## [Stated task]
Only the pictures are omitted; repeat all other data exactly.
● ● ●
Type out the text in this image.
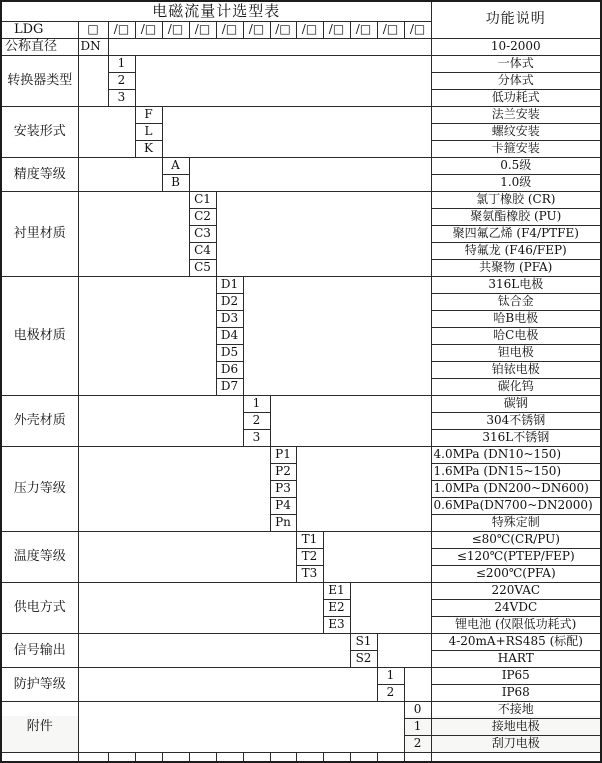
电磁流量计选型表														功能说明
LDG	□	/□	/□	/□	/□	/□	/□	/□	/□	/□	/□	/□	/□	
公称直径	DN													10-2000
转换器类型		1												一体式
		2												分体式
		3												低功耗式
安装形式			F											法兰安装
			L											螺纹安装
			K											卡箍安装
精度等级				A										0.5级
				B										1.0级
衬里材质					C1									氯丁橡胶 (CR)
					C2									聚氨酯橡胶 (PU)
					C3									聚四氟乙烯 (F4/PTFE)
					C4									特氟龙 (F46/FEP)
					C5									共聚物 (PFA)
电极材质						D1								316L电极
						D2								钛合金
						D3								哈B电极
						D4								哈C电极
						D5								钽电极
						D6								铂铱电极
						D7								碳化钨
外壳材质							1							碳钢
							2							304不锈钢
							3							316L不锈钢
压力等级								P1						4.0MPa (DN10~150)
								P2						1.6MPa (DN15~150)
								P3						1.0MPa (DN200~DN600)
								P4						0.6MPa(DN700~DN2000)
								Pn						特殊定制
温度等级									T1					≤80℃(CR/PU)
									T2					≤120℃(PTEP/FEP)
									T3					≤200℃(PFA)
供电方式										E1				220VAC
										E2				24VDC
										E3				锂电池 (仅限低功耗式)
信号输出											S1			4-20mA+RS485 (标配)
											S2			HART
防护等级												1		IP65
												2		IP68
附件													0	不接地
													1	接地电极
													2	刮刀电极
● ● ●
## [Answer to the task]
Type out the text in this image.
电磁流量计选型表														功能说明
LDG	□	/□	/□	/□	/□	/□	/□	/□	/□	/□	/□	/□	/□	
公称直径	DN													10-2000
转换器类型		1												一体式
		2												分体式
		3												低功耗式
安装形式			F											法兰安装
			L											螺纹安装
			K											卡箍安装
精度等级				A										0.5级
				B										1.0级
衬里材质					C1									氯丁橡胶 (CR)
					C2									聚氨酯橡胶 (PU)
					C3									聚四氟乙烯 (F4/PTFE)
					C4									特氟龙 (F46/FEP)
					C5									共聚物 (PFA)
电极材质						D1								316L电极
						D2								钛合金
						D3								哈B电极
						D4								哈C电极
						D5								钽电极
						D6								铂铱电极
						D7								碳化钨
外壳材质							1							碳钢
							2							304不锈钢
							3							316L不锈钢
压力等级								P1						4.0MPa (DN10~150)
								P2						1.6MPa (DN15~150)
								P3						1.0MPa (DN200~DN600)
								P4						0.6MPa(DN700~DN2000)
								Pn						特殊定制
温度等级									T1					≤80℃(CR/PU)
									T2					≤120℃(PTEP/FEP)
									T3					≤200℃(PFA)
供电方式										E1				220VAC
										E2				24VDC
										E3				锂电池 (仅限低功耗式)
信号输出											S1			4-20mA+RS485 (标配)
											S2			HART
防护等级												1		IP65
												2		IP68
附件													0	不接地
													1	接地电极
													2	刮刀电极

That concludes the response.